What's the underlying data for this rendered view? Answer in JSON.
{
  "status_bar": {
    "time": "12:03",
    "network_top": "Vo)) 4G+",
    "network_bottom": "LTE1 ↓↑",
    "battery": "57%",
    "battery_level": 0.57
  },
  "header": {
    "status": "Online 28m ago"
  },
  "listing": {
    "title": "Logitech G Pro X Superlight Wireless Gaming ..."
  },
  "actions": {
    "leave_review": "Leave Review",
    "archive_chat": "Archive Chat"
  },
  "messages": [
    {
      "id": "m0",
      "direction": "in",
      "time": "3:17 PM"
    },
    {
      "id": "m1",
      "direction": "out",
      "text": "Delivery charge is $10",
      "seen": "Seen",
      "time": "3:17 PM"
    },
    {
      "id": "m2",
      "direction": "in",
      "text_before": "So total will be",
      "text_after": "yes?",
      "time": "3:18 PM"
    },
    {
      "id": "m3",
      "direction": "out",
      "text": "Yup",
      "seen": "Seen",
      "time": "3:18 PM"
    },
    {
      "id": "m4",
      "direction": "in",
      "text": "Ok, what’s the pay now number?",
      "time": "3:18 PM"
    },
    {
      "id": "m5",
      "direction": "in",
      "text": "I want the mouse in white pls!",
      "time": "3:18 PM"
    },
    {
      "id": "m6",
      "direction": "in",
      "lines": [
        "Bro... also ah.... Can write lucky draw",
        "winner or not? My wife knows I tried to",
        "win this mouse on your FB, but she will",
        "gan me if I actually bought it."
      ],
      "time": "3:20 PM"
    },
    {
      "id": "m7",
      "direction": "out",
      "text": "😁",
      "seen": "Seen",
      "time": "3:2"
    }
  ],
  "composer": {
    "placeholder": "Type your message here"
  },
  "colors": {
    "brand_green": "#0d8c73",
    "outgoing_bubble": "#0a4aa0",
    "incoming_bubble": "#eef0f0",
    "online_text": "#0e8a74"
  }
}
# # # # #
WHAT YOU ARE ASKED TO DO — Print all of the data exactly as it was given.

COMPLETE RESPONSE —
What's the underlying data for this rendered view? Answer in JSON.
{
  "status_bar": {
    "time": "12:03",
    "network_top": "Vo)) 4G+",
    "network_bottom": "LTE1 ↓↑",
    "battery": "57%",
    "battery_level": 0.57
  },
  "header": {
    "status": "Online 28m ago"
  },
  "listing": {
    "title": "Logitech G Pro X Superlight Wireless Gaming ..."
  },
  "actions": {
    "leave_review": "Leave Review",
    "archive_chat": "Archive Chat"
  },
  "messages": [
    {
      "id": "m0",
      "direction": "in",
      "time": "3:17 PM"
    },
    {
      "id": "m1",
      "direction": "out",
      "text": "Delivery charge is $10",
      "seen": "Seen",
      "time": "3:17 PM"
    },
    {
      "id": "m2",
      "direction": "in",
      "text_before": "So total will be",
      "text_after": "yes?",
      "time": "3:18 PM"
    },
    {
      "id": "m3",
      "direction": "out",
      "text": "Yup",
      "seen": "Seen",
      "time": "3:18 PM"
    },
    {
      "id": "m4",
      "direction": "in",
      "text": "Ok, what’s the pay now number?",
      "time": "3:18 PM"
    },
    {
      "id": "m5",
      "direction": "in",
      "text": "I want the mouse in white pls!",
      "time": "3:18 PM"
    },
    {
      "id": "m6",
      "direction": "in",
      "lines": [
        "Bro... also ah.... Can write lucky draw",
        "winner or not? My wife knows I tried to",
        "win this mouse on your FB, but she will",
        "gan me if I actually bought it."
      ],
      "time": "3:20 PM"
    },
    {
      "id": "m7",
      "direction": "out",
      "text": "😁",
      "seen": "Seen",
      "time": "3:2"
    }
  ],
  "composer": {
    "placeholder": "Type your message here"
  },
  "colors": {
    "brand_green": "#0d8c73",
    "outgoing_bubble": "#0a4aa0",
    "incoming_bubble": "#eef0f0",
    "online_text": "#0e8a74"
  }
}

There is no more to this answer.